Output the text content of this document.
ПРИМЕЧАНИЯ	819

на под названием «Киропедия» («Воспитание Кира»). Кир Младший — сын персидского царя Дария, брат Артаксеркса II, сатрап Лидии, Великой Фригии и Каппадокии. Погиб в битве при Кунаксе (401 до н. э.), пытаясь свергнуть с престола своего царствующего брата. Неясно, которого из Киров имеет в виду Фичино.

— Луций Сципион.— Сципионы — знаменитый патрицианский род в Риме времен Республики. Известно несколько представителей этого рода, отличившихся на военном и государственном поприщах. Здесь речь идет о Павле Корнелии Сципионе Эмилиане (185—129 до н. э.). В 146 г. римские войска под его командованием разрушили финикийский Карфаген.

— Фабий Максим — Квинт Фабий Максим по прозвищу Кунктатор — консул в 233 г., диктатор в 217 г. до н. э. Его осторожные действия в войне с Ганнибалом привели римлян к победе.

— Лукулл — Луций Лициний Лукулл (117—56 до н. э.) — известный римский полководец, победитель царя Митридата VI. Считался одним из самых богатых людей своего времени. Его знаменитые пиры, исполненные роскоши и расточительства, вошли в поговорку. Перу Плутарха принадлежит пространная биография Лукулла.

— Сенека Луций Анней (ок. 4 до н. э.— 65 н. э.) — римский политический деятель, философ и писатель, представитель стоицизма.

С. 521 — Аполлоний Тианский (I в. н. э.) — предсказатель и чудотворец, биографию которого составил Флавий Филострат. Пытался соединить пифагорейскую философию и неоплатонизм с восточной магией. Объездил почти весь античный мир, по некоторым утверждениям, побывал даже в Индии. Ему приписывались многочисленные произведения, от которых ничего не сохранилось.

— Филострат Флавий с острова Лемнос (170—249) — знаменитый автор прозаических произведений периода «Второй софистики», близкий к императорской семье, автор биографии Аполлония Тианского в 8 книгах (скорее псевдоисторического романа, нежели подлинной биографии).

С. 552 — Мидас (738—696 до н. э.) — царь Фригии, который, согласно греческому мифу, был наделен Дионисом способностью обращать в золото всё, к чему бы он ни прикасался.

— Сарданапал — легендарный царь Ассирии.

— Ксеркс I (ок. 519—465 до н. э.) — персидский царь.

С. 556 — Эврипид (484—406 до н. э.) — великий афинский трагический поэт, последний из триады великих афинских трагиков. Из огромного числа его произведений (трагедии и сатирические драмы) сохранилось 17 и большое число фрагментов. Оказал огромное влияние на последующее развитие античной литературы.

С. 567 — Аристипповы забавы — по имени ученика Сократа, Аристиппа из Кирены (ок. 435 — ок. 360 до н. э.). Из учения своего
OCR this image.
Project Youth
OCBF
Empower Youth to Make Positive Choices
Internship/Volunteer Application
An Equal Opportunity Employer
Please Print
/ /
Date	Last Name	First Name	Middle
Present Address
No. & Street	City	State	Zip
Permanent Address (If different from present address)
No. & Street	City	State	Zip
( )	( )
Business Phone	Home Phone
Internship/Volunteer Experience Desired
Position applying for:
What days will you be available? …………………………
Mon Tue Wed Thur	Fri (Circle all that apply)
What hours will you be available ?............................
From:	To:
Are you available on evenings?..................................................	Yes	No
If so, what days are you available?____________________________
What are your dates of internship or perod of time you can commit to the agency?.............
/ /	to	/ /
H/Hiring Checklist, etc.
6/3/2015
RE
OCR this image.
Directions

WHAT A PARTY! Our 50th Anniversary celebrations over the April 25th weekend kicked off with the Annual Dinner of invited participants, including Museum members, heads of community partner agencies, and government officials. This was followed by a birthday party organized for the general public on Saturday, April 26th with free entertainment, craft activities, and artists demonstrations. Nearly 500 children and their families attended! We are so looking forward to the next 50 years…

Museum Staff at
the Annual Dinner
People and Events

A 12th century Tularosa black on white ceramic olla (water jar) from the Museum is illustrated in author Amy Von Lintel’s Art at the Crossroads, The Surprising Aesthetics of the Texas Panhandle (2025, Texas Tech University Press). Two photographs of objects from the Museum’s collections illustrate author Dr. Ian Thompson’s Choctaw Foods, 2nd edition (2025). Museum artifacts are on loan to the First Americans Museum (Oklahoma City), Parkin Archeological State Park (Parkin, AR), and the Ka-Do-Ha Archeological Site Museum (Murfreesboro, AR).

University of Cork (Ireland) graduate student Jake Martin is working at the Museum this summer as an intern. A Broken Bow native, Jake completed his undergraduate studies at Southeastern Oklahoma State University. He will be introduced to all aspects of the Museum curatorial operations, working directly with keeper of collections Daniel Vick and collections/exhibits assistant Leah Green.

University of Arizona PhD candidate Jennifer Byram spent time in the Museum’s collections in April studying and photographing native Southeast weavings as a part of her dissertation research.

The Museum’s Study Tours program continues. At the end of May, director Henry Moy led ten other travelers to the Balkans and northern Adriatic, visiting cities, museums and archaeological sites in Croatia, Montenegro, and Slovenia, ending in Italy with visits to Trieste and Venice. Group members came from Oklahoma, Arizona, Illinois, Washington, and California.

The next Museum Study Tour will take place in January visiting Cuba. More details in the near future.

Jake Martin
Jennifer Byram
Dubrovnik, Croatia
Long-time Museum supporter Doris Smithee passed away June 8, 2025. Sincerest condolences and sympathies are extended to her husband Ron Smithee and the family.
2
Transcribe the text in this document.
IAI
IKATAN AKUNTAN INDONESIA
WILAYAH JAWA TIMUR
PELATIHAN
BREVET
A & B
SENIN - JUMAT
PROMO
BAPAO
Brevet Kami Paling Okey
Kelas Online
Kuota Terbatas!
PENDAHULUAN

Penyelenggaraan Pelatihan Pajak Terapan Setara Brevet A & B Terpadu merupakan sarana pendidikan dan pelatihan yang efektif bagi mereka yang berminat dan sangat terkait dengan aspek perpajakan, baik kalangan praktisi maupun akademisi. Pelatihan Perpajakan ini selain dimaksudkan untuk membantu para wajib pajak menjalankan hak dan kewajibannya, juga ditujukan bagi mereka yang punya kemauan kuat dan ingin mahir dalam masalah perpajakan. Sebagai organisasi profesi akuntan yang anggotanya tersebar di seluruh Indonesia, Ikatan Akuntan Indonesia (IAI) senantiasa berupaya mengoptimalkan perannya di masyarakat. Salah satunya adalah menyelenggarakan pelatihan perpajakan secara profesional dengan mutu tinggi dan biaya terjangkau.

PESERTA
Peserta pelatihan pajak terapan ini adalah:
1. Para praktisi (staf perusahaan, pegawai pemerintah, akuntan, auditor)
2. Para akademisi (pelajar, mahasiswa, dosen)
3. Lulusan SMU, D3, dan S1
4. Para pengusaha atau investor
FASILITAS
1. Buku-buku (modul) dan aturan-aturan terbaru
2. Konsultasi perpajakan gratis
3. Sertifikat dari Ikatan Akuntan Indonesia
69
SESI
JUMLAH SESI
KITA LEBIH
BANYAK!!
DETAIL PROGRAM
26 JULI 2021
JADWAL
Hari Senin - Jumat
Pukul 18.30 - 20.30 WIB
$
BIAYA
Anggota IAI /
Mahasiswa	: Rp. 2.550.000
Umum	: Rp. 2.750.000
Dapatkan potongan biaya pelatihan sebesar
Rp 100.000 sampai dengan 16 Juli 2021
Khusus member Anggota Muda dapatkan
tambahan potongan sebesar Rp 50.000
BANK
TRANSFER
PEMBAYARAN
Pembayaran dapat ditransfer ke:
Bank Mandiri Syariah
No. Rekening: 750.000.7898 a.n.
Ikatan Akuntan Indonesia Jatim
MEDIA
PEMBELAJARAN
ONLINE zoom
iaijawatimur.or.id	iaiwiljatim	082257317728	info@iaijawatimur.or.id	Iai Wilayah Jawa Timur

▸ **Problem to solve**: Return the lines above exactly, keeping every word.

▸ **Written answer**:
Output the text content of this document.
ПРИМЕЧАНИЯ	819

на под названием «Киропедия» («Воспитание Кира»). Кир Младший — сын персидского царя Дария, брат Артаксеркса II, сатрап Лидии, Великой Фригии и Каппадокии. Погиб в битве при Кунаксе (401 до н. э.), пытаясь свергнуть с престола своего царствующего брата. Неясно, которого из Киров имеет в виду Фичино.

— Луций Сципион.— Сципионы — знаменитый патрицианский род в Риме времен Республики. Известно несколько представителей этого рода, отличившихся на военном и государственном поприщах. Здесь речь идет о Павле Корнелии Сципионе Эмилиане (185—129 до н. э.). В 146 г. римские войска под его командованием разрушили финикийский Карфаген.

— Фабий Максим — Квинт Фабий Максим по прозвищу Кунктатор — консул в 233 г., диктатор в 217 г. до н. э. Его осторожные действия в войне с Ганнибалом привели римлян к победе.

— Лукулл — Луций Лициний Лукулл (117—56 до н. э.) — известный римский полководец, победитель царя Митридата VI. Считался одним из самых богатых людей своего времени. Его знаменитые пиры, исполненные роскоши и расточительства, вошли в поговорку. Перу Плутарха принадлежит пространная биография Лукулла.

— Сенека Луций Анней (ок. 4 до н. э.— 65 н. э.) — римский политический деятель, философ и писатель, представитель стоицизма.

С. 521 — Аполлоний Тианский (I в. н. э.) — предсказатель и чудотворец, биографию которого составил Флавий Филострат. Пытался соединить пифагорейскую философию и неоплатонизм с восточной магией. Объездил почти весь античный мир, по некоторым утверждениям, побывал даже в Индии. Ему приписывались многочисленные произведения, от которых ничего не сохранилось.

— Филострат Флавий с острова Лемнос (170—249) — знаменитый автор прозаических произведений периода «Второй софистики», близкий к императорской семье, автор биографии Аполлония Тианского в 8 книгах (скорее псевдоисторического романа, нежели подлинной биографии).

С. 552 — Мидас (738—696 до н. э.) — царь Фригии, который, согласно греческому мифу, был наделен Дионисом способностью обращать в золото всё, к чему бы он ни прикасался.

— Сарданапал — легендарный царь Ассирии.

— Ксеркс I (ок. 519—465 до н. э.) — персидский царь.

С. 556 — Эврипид (484—406 до н. э.) — великий афинский трагический поэт, последний из триады великих афинских трагиков. Из огромного числа его произведений (трагедии и сатирические драмы) сохранилось 17 и большое число фрагментов. Оказал огромное влияние на последующее развитие античной литературы.

С. 567 — Аристипповы забавы — по имени ученика Сократа, Аристиппа из Кирены (ок. 435 — ок. 360 до н. э.). Из учения своего
OCR this image.
Project Youth
OCBF
Empower Youth to Make Positive Choices
Internship/Volunteer Application
An Equal Opportunity Employer
Please Print
/ /
Date	Last Name	First Name	Middle
Present Address
No. & Street	City	State	Zip
Permanent Address (If different from present address)
No. & Street	City	State	Zip
( )	( )
Business Phone	Home Phone
Internship/Volunteer Experience Desired
Position applying for:
What days will you be available? …………………………
Mon Tue Wed Thur	Fri (Circle all that apply)
What hours will you be available ?............................
From:	To:
Are you available on evenings?..................................................	Yes	No
If so, what days are you available?____________________________
What are your dates of internship or perod of time you can commit to the agency?.............
/ /	to	/ /
H/Hiring Checklist, etc.
6/3/2015
RE
OCR this image.
Directions

WHAT A PARTY! Our 50th Anniversary celebrations over the April 25th weekend kicked off with the Annual Dinner of invited participants, including Museum members, heads of community partner agencies, and government officials. This was followed by a birthday party organized for the general public on Saturday, April 26th with free entertainment, craft activities, and artists demonstrations. Nearly 500 children and their families attended! We are so looking forward to the next 50 years…

Museum Staff at
the Annual Dinner
People and Events

A 12th century Tularosa black on white ceramic olla (water jar) from the Museum is illustrated in author Amy Von Lintel’s Art at the Crossroads, The Surprising Aesthetics of the Texas Panhandle (2025, Texas Tech University Press). Two photographs of objects from the Museum’s collections illustrate author Dr. Ian Thompson’s Choctaw Foods, 2nd edition (2025). Museum artifacts are on loan to the First Americans Museum (Oklahoma City), Parkin Archeological State Park (Parkin, AR), and the Ka-Do-Ha Archeological Site Museum (Murfreesboro, AR).

University of Cork (Ireland) graduate student Jake Martin is working at the Museum this summer as an intern. A Broken Bow native, Jake completed his undergraduate studies at Southeastern Oklahoma State University. He will be introduced to all aspects of the Museum curatorial operations, working directly with keeper of collections Daniel Vick and collections/exhibits assistant Leah Green.

University of Arizona PhD candidate Jennifer Byram spent time in the Museum’s collections in April studying and photographing native Southeast weavings as a part of her dissertation research.

The Museum’s Study Tours program continues. At the end of May, director Henry Moy led ten other travelers to the Balkans and northern Adriatic, visiting cities, museums and archaeological sites in Croatia, Montenegro, and Slovenia, ending in Italy with visits to Trieste and Venice. Group members came from Oklahoma, Arizona, Illinois, Washington, and California.

The next Museum Study Tour will take place in January visiting Cuba. More details in the near future.

Jake Martin
Jennifer Byram
Dubrovnik, Croatia
Long-time Museum supporter Doris Smithee passed away June 8, 2025. Sincerest condolences and sympathies are extended to her husband Ron Smithee and the family.
2
Transcribe the text in this document.
IAI
IKATAN AKUNTAN INDONESIA
WILAYAH JAWA TIMUR
PELATIHAN
BREVET
A & B
SENIN - JUMAT
PROMO
BAPAO
Brevet Kami Paling Okey
Kelas Online
Kuota Terbatas!
PENDAHULUAN

Penyelenggaraan Pelatihan Pajak Terapan Setara Brevet A & B Terpadu merupakan sarana pendidikan dan pelatihan yang efektif bagi mereka yang berminat dan sangat terkait dengan aspek perpajakan, baik kalangan praktisi maupun akademisi. Pelatihan Perpajakan ini selain dimaksudkan untuk membantu para wajib pajak menjalankan hak dan kewajibannya, juga ditujukan bagi mereka yang punya kemauan kuat dan ingin mahir dalam masalah perpajakan. Sebagai organisasi profesi akuntan yang anggotanya tersebar di seluruh Indonesia, Ikatan Akuntan Indonesia (IAI) senantiasa berupaya mengoptimalkan perannya di masyarakat. Salah satunya adalah menyelenggarakan pelatihan perpajakan secara profesional dengan mutu tinggi dan biaya terjangkau.

PESERTA
Peserta pelatihan pajak terapan ini adalah:
1. Para praktisi (staf perusahaan, pegawai pemerintah, akuntan, auditor)
2. Para akademisi (pelajar, mahasiswa, dosen)
3. Lulusan SMU, D3, dan S1
4. Para pengusaha atau investor
FASILITAS
1. Buku-buku (modul) dan aturan-aturan terbaru
2. Konsultasi perpajakan gratis
3. Sertifikat dari Ikatan Akuntan Indonesia
69
SESI
JUMLAH SESI
KITA LEBIH
BANYAK!!
DETAIL PROGRAM
26 JULI 2021
JADWAL
Hari Senin - Jumat
Pukul 18.30 - 20.30 WIB
$
BIAYA
Anggota IAI /
Mahasiswa	: Rp. 2.550.000
Umum	: Rp. 2.750.000
Dapatkan potongan biaya pelatihan sebesar
Rp 100.000 sampai dengan 16 Juli 2021
Khusus member Anggota Muda dapatkan
tambahan potongan sebesar Rp 50.000
BANK
TRANSFER
PEMBAYARAN
Pembayaran dapat ditransfer ke:
Bank Mandiri Syariah
No. Rekening: 750.000.7898 a.n.
Ikatan Akuntan Indonesia Jatim
MEDIA
PEMBELAJARAN
ONLINE zoom
iaijawatimur.or.id	iaiwiljatim	082257317728	info@iaijawatimur.or.id	Iai Wilayah Jawa Timur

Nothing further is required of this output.